> _Work instructions_:
Narrow the data below down to the lines containing "إسحاق".

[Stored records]
· · · ·
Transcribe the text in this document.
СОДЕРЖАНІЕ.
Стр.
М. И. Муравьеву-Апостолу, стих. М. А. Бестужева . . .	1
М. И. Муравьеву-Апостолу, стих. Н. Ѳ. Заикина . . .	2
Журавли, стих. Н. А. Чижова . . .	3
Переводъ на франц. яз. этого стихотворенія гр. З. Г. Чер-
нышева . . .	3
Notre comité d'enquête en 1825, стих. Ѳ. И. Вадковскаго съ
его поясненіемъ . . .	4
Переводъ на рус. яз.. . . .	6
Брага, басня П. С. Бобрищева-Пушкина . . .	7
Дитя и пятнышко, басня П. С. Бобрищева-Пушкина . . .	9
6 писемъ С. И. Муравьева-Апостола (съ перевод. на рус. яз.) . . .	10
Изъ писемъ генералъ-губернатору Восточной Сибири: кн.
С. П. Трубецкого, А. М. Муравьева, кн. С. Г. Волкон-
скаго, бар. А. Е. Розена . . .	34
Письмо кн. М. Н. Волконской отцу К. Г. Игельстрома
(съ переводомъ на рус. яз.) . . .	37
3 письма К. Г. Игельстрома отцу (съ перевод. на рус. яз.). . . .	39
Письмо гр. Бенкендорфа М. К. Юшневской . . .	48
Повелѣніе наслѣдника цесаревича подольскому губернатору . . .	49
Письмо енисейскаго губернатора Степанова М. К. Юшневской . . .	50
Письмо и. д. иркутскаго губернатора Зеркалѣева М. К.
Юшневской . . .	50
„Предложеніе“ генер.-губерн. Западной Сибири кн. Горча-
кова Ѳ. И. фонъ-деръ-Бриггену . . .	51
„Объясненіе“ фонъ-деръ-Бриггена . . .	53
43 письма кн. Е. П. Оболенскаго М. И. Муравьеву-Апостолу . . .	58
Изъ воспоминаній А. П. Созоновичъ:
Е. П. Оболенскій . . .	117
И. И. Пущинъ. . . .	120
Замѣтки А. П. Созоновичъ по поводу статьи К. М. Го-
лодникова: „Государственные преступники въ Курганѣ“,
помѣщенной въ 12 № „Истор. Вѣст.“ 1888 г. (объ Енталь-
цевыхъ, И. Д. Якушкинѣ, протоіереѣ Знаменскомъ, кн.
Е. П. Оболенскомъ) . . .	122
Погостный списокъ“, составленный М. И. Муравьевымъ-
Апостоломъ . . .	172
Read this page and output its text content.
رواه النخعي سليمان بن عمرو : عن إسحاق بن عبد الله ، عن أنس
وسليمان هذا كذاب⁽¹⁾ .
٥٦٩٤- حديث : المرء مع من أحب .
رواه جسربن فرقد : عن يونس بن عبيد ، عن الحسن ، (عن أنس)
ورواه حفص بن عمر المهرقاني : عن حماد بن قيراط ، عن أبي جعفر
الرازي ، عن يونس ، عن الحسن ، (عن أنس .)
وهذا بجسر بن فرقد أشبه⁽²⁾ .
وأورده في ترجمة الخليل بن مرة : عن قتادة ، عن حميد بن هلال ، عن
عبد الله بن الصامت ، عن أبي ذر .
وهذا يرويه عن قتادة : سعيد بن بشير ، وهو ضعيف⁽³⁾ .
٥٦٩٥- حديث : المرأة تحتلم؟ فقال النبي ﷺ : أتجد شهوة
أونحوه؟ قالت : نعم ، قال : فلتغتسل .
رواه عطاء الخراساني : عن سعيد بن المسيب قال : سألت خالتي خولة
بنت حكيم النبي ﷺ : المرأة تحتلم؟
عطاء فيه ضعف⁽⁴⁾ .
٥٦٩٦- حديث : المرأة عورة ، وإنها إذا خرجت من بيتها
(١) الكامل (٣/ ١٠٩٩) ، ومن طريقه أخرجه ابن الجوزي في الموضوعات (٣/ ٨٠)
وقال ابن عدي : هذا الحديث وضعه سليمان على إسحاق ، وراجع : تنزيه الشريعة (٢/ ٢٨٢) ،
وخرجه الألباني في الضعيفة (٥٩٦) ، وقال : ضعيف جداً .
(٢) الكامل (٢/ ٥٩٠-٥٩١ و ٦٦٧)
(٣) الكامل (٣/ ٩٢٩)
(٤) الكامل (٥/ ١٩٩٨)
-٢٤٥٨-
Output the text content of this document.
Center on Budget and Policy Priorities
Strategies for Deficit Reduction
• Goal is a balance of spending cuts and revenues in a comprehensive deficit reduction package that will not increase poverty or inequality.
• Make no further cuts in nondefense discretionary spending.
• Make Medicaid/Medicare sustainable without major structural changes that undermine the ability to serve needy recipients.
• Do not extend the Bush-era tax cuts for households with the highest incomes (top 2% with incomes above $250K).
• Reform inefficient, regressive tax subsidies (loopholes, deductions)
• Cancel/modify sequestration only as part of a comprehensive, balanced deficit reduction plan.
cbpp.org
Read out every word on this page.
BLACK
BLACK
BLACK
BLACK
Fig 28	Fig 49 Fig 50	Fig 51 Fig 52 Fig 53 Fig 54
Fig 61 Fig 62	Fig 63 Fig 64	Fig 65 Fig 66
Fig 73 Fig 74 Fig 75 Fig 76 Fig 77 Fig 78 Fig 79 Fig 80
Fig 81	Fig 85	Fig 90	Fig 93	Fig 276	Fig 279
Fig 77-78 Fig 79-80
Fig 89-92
· · · ·
> _Reply_:
رواه النخعي سليمان بن عمرو : عن إسحاق بن عبد الله ، عن أنس
وقال ابن عدي : هذا الحديث وضعه سليمان على إسحاق ، وراجع : تنزيه الشريعة (٢/ ٢٨٢) ،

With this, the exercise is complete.